Exercise objective: Without the pictures, output the records below word for word.

--------

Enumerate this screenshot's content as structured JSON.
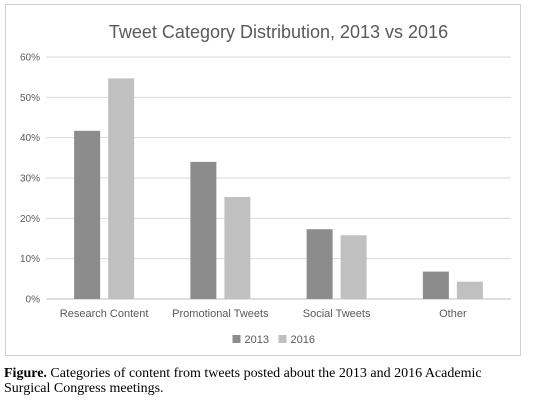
{
  "chart_data": {
    "type": "bar",
    "title": "Tweet Category Distribution, 2013 vs 2016",
    "categories": [
      "Research Content",
      "Promotional Tweets",
      "Social Tweets",
      "Other"
    ],
    "series": [
      {
        "name": "2013",
        "values": [
          41.7,
          34.0,
          17.3,
          6.8
        ],
        "color": "#8c8c8c"
      },
      {
        "name": "2016",
        "values": [
          54.7,
          25.3,
          15.8,
          4.3
        ],
        "color": "#c0c0c0"
      }
    ],
    "ylim": [
      0,
      60
    ],
    "y_ticks": [
      "0%",
      "10%",
      "20%",
      "30%",
      "40%",
      "50%",
      "60%"
    ],
    "grid": true,
    "legend_position": "bottom"
  },
  "caption": {
    "label": "Figure.",
    "text": " Categories of content from tweets posted about the 2013 and 2016 Academic Surgical Congress meetings."
  }
}
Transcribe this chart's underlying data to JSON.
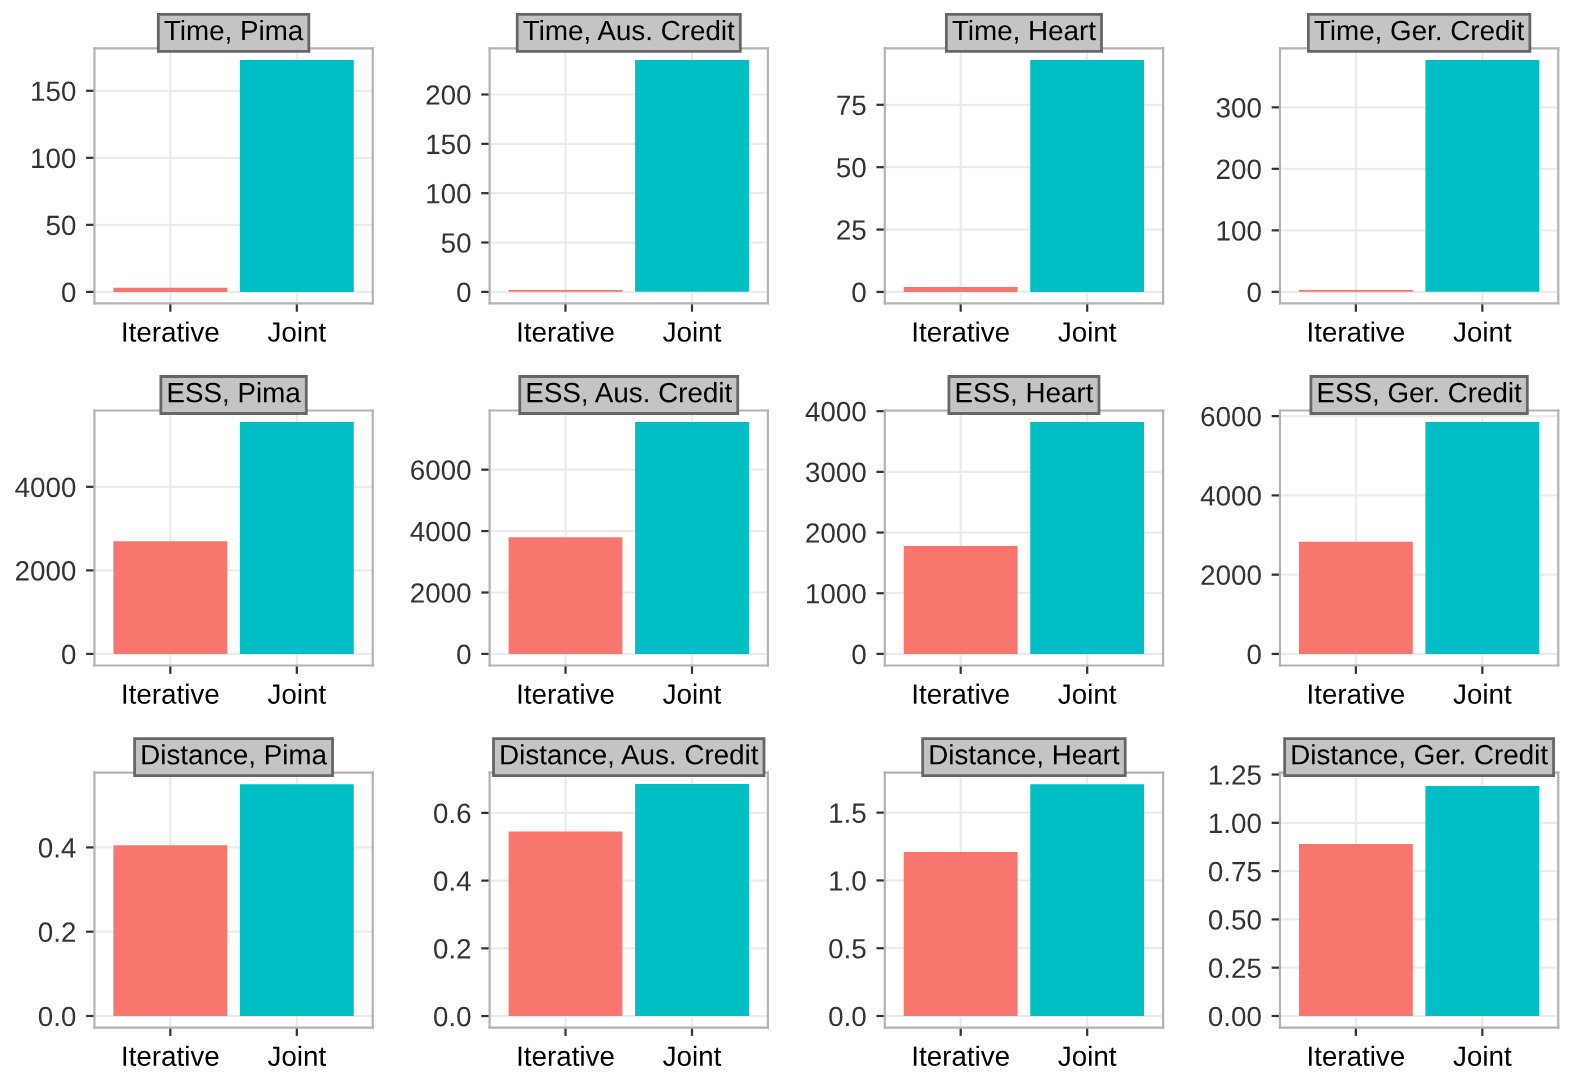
{
  "chart_data": [
    {
      "type": "bar",
      "title": "Time, Pima",
      "categories": [
        "Iterative",
        "Joint"
      ],
      "values": [
        3,
        173
      ],
      "colors": [
        "#f8766d",
        "#00bfc4"
      ],
      "ylim": [
        -8.6,
        181.6
      ],
      "yticks": [
        0,
        50,
        100,
        150
      ],
      "grid": true
    },
    {
      "type": "bar",
      "title": "Time, Aus. Credit",
      "categories": [
        "Iterative",
        "Joint"
      ],
      "values": [
        2,
        235
      ],
      "colors": [
        "#f8766d",
        "#00bfc4"
      ],
      "ylim": [
        -11.7,
        246.7
      ],
      "yticks": [
        0,
        50,
        100,
        150,
        200
      ],
      "grid": true
    },
    {
      "type": "bar",
      "title": "Time, Heart",
      "categories": [
        "Iterative",
        "Joint"
      ],
      "values": [
        2,
        93
      ],
      "colors": [
        "#f8766d",
        "#00bfc4"
      ],
      "ylim": [
        -4.6,
        97.6
      ],
      "yticks": [
        0,
        25,
        50,
        75
      ],
      "grid": true
    },
    {
      "type": "bar",
      "title": "Time, Ger. Credit",
      "categories": [
        "Iterative",
        "Joint"
      ],
      "values": [
        3,
        377
      ],
      "colors": [
        "#f8766d",
        "#00bfc4"
      ],
      "ylim": [
        -18.8,
        395.8
      ],
      "yticks": [
        0,
        100,
        200,
        300
      ],
      "grid": true
    },
    {
      "type": "bar",
      "title": "ESS, Pima",
      "categories": [
        "Iterative",
        "Joint"
      ],
      "values": [
        2700,
        5550
      ],
      "colors": [
        "#f8766d",
        "#00bfc4"
      ],
      "ylim": [
        -277,
        5827
      ],
      "yticks": [
        0,
        2000,
        4000
      ],
      "grid": true
    },
    {
      "type": "bar",
      "title": "ESS, Aus. Credit",
      "categories": [
        "Iterative",
        "Joint"
      ],
      "values": [
        3800,
        7550
      ],
      "colors": [
        "#f8766d",
        "#00bfc4"
      ],
      "ylim": [
        -377,
        7927
      ],
      "yticks": [
        0,
        2000,
        4000,
        6000
      ],
      "grid": true
    },
    {
      "type": "bar",
      "title": "ESS, Heart",
      "categories": [
        "Iterative",
        "Joint"
      ],
      "values": [
        1780,
        3820
      ],
      "colors": [
        "#f8766d",
        "#00bfc4"
      ],
      "ylim": [
        -191,
        4011
      ],
      "yticks": [
        0,
        1000,
        2000,
        3000,
        4000
      ],
      "grid": true
    },
    {
      "type": "bar",
      "title": "ESS, Ger. Credit",
      "categories": [
        "Iterative",
        "Joint"
      ],
      "values": [
        2830,
        5850
      ],
      "colors": [
        "#f8766d",
        "#00bfc4"
      ],
      "ylim": [
        -292,
        6142
      ],
      "yticks": [
        0,
        2000,
        4000,
        6000
      ],
      "grid": true
    },
    {
      "type": "bar",
      "title": "Distance, Pima",
      "categories": [
        "Iterative",
        "Joint"
      ],
      "values": [
        0.405,
        0.55
      ],
      "colors": [
        "#f8766d",
        "#00bfc4"
      ],
      "ylim": [
        -0.0275,
        0.5775
      ],
      "yticks": [
        {
          "value": 0,
          "label": "0.0"
        },
        0.2,
        0.4
      ],
      "grid": true
    },
    {
      "type": "bar",
      "title": "Distance, Aus. Credit",
      "categories": [
        "Iterative",
        "Joint"
      ],
      "values": [
        0.545,
        0.685
      ],
      "colors": [
        "#f8766d",
        "#00bfc4"
      ],
      "ylim": [
        -0.034,
        0.719
      ],
      "yticks": [
        {
          "value": 0,
          "label": "0.0"
        },
        0.2,
        0.4,
        0.6
      ],
      "grid": true
    },
    {
      "type": "bar",
      "title": "Distance, Heart",
      "categories": [
        "Iterative",
        "Joint"
      ],
      "values": [
        1.21,
        1.71
      ],
      "colors": [
        "#f8766d",
        "#00bfc4"
      ],
      "ylim": [
        -0.0855,
        1.7955
      ],
      "yticks": [
        {
          "value": 0,
          "label": "0.0"
        },
        0.5,
        {
          "value": 1,
          "label": "1.0"
        },
        1.5
      ],
      "grid": true
    },
    {
      "type": "bar",
      "title": "Distance, Ger. Credit",
      "categories": [
        "Iterative",
        "Joint"
      ],
      "values": [
        0.89,
        1.19
      ],
      "colors": [
        "#f8766d",
        "#00bfc4"
      ],
      "ylim": [
        -0.06,
        1.26
      ],
      "yticks": [
        {
          "value": 0,
          "label": "0.00"
        },
        0.25,
        {
          "value": 0.5,
          "label": "0.50"
        },
        0.75,
        {
          "value": 1,
          "label": "1.00"
        },
        1.25
      ],
      "grid": true
    }
  ]
}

--------

Answer for the task:
Enumerate this screenshot's content as structured JSON.
{
  "chart_data": {
    "type": "bar",
    "title": "Tweet Category Distribution, 2013 vs 2016",
    "categories": [
      "Research Content",
      "Promotional Tweets",
      "Social Tweets",
      "Other"
    ],
    "series": [
      {
        "name": "2013",
        "values": [
          41.7,
          34.0,
          17.3,
          6.8
        ],
        "color": "#8c8c8c"
      },
      {
        "name": "2016",
        "values": [
          54.7,
          25.3,
          15.8,
          4.3
        ],
        "color": "#c0c0c0"
      }
    ],
    "ylim": [
      0,
      60
    ],
    "y_ticks": [
      "0%",
      "10%",
      "20%",
      "30%",
      "40%",
      "50%",
      "60%"
    ],
    "grid": true,
    "legend_position": "bottom"
  },
  "caption": {
    "label": "Figure.",
    "text": " Categories of content from tweets posted about the 2013 and 2016 Academic Surgical Congress meetings."
  }
}
Transcribe this chart's underlying data to JSON.
{
  "chart_data": [
    {
      "type": "bar",
      "title": "Time, Pima",
      "categories": [
        "Iterative",
        "Joint"
      ],
      "values": [
        3,
        173
      ],
      "colors": [
        "#f8766d",
        "#00bfc4"
      ],
      "ylim": [
        -8.6,
        181.6
      ],
      "yticks": [
        0,
        50,
        100,
        150
      ],
      "grid": true
    },
    {
      "type": "bar",
      "title": "Time, Aus. Credit",
      "categories": [
        "Iterative",
        "Joint"
      ],
      "values": [
        2,
        235
      ],
      "colors": [
        "#f8766d",
        "#00bfc4"
      ],
      "ylim": [
        -11.7,
        246.7
      ],
      "yticks": [
        0,
        50,
        100,
        150,
        200
      ],
      "grid": true
    },
    {
      "type": "bar",
      "title": "Time, Heart",
      "categories": [
        "Iterative",
        "Joint"
      ],
      "values": [
        2,
        93
      ],
      "colors": [
        "#f8766d",
        "#00bfc4"
      ],
      "ylim": [
        -4.6,
        97.6
      ],
      "yticks": [
        0,
        25,
        50,
        75
      ],
      "grid": true
    },
    {
      "type": "bar",
      "title": "Time, Ger. Credit",
      "categories": [
        "Iterative",
        "Joint"
      ],
      "values": [
        3,
        377
      ],
      "colors": [
        "#f8766d",
        "#00bfc4"
      ],
      "ylim": [
        -18.8,
        395.8
      ],
      "yticks": [
        0,
        100,
        200,
        300
      ],
      "grid": true
    },
    {
      "type": "bar",
      "title": "ESS, Pima",
      "categories": [
        "Iterative",
        "Joint"
      ],
      "values": [
        2700,
        5550
      ],
      "colors": [
        "#f8766d",
        "#00bfc4"
      ],
      "ylim": [
        -277,
        5827
      ],
      "yticks": [
        0,
        2000,
        4000
      ],
      "grid": true
    },
    {
      "type": "bar",
      "title": "ESS, Aus. Credit",
      "categories": [
        "Iterative",
        "Joint"
      ],
      "values": [
        3800,
        7550
      ],
      "colors": [
        "#f8766d",
        "#00bfc4"
      ],
      "ylim": [
        -377,
        7927
      ],
      "yticks": [
        0,
        2000,
        4000,
        6000
      ],
      "grid": true
    },
    {
      "type": "bar",
      "title": "ESS, Heart",
      "categories": [
        "Iterative",
        "Joint"
      ],
      "values": [
        1780,
        3820
      ],
      "colors": [
        "#f8766d",
        "#00bfc4"
      ],
      "ylim": [
        -191,
        4011
      ],
      "yticks": [
        0,
        1000,
        2000,
        3000,
        4000
      ],
      "grid": true
    },
    {
      "type": "bar",
      "title": "ESS, Ger. Credit",
      "categories": [
        "Iterative",
        "Joint"
      ],
      "values": [
        2830,
        5850
      ],
      "colors": [
        "#f8766d",
        "#00bfc4"
      ],
      "ylim": [
        -292,
        6142
      ],
      "yticks": [
        0,
        2000,
        4000,
        6000
      ],
      "grid": true
    },
    {
      "type": "bar",
      "title": "Distance, Pima",
      "categories": [
        "Iterative",
        "Joint"
      ],
      "values": [
        0.405,
        0.55
      ],
      "colors": [
        "#f8766d",
        "#00bfc4"
      ],
      "ylim": [
        -0.0275,
        0.5775
      ],
      "yticks": [
        {
          "value": 0,
          "label": "0.0"
        },
        0.2,
        0.4
      ],
      "grid": true
    },
    {
      "type": "bar",
      "title": "Distance, Aus. Credit",
      "categories": [
        "Iterative",
        "Joint"
      ],
      "values": [
        0.545,
        0.685
      ],
      "colors": [
        "#f8766d",
        "#00bfc4"
      ],
      "ylim": [
        -0.034,
        0.719
      ],
      "yticks": [
        {
          "value": 0,
          "label": "0.0"
        },
        0.2,
        0.4,
        0.6
      ],
      "grid": true
    },
    {
      "type": "bar",
      "title": "Distance, Heart",
      "categories": [
        "Iterative",
        "Joint"
      ],
      "values": [
        1.21,
        1.71
      ],
      "colors": [
        "#f8766d",
        "#00bfc4"
      ],
      "ylim": [
        -0.0855,
        1.7955
      ],
      "yticks": [
        {
          "value": 0,
          "label": "0.0"
        },
        0.5,
        {
          "value": 1,
          "label": "1.0"
        },
        1.5
      ],
      "grid": true
    },
    {
      "type": "bar",
      "title": "Distance, Ger. Credit",
      "categories": [
        "Iterative",
        "Joint"
      ],
      "values": [
        0.89,
        1.19
      ],
      "colors": [
        "#f8766d",
        "#00bfc4"
      ],
      "ylim": [
        -0.06,
        1.26
      ],
      "yticks": [
        {
          "value": 0,
          "label": "0.00"
        },
        0.25,
        {
          "value": 0.5,
          "label": "0.50"
        },
        0.75,
        {
          "value": 1,
          "label": "1.00"
        },
        1.25
      ],
      "grid": true
    }
  ]
}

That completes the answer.